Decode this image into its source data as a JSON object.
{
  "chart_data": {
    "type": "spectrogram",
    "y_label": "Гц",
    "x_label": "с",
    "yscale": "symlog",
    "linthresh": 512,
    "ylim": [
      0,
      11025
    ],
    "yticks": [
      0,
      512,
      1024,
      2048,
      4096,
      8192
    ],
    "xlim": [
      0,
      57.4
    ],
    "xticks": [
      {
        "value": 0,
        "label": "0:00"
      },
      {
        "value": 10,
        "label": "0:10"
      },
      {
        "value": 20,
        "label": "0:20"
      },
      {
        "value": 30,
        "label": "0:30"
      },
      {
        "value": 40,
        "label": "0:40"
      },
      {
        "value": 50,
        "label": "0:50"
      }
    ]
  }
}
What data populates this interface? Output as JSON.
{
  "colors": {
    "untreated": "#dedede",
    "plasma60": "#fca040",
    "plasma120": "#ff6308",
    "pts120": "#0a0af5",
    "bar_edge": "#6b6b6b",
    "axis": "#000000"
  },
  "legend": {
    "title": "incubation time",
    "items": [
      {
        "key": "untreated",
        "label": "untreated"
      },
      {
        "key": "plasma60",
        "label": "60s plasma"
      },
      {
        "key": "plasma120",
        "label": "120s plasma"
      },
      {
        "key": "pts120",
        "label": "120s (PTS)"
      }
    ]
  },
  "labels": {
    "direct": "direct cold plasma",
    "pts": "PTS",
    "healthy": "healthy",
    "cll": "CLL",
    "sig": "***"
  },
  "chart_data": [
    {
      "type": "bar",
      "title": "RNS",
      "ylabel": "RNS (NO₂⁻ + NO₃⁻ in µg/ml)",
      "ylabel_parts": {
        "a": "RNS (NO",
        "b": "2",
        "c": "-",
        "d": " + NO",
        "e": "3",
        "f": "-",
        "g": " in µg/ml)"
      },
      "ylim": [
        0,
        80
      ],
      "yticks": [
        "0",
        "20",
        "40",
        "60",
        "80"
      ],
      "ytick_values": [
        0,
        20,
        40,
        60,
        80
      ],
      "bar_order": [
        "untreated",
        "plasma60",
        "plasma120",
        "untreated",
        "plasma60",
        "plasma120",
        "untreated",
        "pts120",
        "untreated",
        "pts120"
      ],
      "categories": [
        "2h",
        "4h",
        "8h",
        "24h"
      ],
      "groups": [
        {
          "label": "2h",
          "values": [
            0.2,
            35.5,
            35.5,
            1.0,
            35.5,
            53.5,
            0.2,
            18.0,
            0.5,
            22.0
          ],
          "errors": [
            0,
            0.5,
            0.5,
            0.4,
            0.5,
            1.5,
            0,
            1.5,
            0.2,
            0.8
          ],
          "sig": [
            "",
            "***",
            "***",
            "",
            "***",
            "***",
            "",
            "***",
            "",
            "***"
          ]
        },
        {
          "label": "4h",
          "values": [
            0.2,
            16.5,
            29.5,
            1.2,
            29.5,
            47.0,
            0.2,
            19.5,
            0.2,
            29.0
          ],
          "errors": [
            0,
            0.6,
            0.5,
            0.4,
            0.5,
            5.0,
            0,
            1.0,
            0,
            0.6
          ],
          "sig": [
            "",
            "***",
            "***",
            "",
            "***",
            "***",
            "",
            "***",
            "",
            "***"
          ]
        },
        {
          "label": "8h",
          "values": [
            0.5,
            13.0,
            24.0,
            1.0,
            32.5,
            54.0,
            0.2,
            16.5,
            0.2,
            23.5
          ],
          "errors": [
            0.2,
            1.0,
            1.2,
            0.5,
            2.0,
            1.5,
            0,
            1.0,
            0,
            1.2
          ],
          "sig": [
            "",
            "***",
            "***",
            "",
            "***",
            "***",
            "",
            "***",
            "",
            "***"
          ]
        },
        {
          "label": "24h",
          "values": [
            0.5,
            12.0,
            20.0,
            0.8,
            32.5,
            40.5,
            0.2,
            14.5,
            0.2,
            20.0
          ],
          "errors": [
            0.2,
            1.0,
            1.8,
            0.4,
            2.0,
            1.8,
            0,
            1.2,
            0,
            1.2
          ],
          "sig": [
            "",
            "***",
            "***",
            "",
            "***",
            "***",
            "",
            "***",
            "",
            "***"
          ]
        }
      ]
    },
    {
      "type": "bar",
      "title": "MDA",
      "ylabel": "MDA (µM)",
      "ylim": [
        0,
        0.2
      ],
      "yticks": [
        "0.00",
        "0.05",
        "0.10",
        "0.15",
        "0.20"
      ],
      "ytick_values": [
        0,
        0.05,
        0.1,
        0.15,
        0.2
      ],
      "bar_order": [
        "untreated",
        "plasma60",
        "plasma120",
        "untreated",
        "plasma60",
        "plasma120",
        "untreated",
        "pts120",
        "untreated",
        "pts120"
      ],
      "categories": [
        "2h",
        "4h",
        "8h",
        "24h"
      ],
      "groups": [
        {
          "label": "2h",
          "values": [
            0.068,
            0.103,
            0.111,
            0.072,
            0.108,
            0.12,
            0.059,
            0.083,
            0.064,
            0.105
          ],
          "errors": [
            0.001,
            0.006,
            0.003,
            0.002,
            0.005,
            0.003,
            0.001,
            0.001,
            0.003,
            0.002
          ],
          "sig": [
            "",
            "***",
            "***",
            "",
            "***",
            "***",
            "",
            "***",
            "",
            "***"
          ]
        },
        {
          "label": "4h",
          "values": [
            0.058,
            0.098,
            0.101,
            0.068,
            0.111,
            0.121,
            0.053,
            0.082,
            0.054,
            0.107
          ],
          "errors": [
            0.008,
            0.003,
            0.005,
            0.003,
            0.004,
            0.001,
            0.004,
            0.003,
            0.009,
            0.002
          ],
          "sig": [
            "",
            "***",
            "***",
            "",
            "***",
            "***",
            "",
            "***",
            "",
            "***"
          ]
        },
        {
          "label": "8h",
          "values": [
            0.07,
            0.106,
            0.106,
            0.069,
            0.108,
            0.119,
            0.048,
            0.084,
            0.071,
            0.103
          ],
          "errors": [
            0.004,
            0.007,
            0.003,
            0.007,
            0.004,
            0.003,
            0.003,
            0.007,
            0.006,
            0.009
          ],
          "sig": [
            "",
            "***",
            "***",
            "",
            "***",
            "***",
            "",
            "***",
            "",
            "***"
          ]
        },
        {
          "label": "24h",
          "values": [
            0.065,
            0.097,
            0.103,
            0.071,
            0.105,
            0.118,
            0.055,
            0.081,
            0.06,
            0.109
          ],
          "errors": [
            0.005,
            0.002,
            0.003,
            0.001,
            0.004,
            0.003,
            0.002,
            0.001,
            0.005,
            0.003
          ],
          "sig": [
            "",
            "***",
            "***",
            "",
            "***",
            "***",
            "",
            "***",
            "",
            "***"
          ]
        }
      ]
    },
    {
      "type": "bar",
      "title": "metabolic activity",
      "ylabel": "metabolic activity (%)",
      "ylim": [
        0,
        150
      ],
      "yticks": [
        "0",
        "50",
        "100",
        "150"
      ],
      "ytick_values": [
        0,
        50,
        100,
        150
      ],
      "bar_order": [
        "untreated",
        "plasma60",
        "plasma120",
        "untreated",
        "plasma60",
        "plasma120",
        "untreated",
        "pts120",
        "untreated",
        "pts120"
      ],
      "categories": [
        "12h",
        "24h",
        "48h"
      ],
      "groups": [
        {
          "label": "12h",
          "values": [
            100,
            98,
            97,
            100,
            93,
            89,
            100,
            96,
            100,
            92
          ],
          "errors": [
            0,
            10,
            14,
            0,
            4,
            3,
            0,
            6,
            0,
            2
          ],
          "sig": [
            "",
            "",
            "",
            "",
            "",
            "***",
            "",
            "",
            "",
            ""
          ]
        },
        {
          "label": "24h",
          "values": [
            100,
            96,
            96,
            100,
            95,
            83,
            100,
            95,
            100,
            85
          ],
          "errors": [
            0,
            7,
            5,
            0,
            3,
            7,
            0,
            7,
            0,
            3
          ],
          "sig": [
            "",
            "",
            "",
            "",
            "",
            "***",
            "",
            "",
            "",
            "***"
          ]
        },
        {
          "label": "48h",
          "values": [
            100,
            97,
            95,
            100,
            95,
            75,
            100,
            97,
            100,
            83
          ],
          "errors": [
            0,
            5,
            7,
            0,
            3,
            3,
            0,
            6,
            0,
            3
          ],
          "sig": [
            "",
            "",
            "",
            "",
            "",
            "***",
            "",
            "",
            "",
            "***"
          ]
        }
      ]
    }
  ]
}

> Stated problem
Report only the number of lines that hold the string "activity" in this listing.

> Completed exercise
2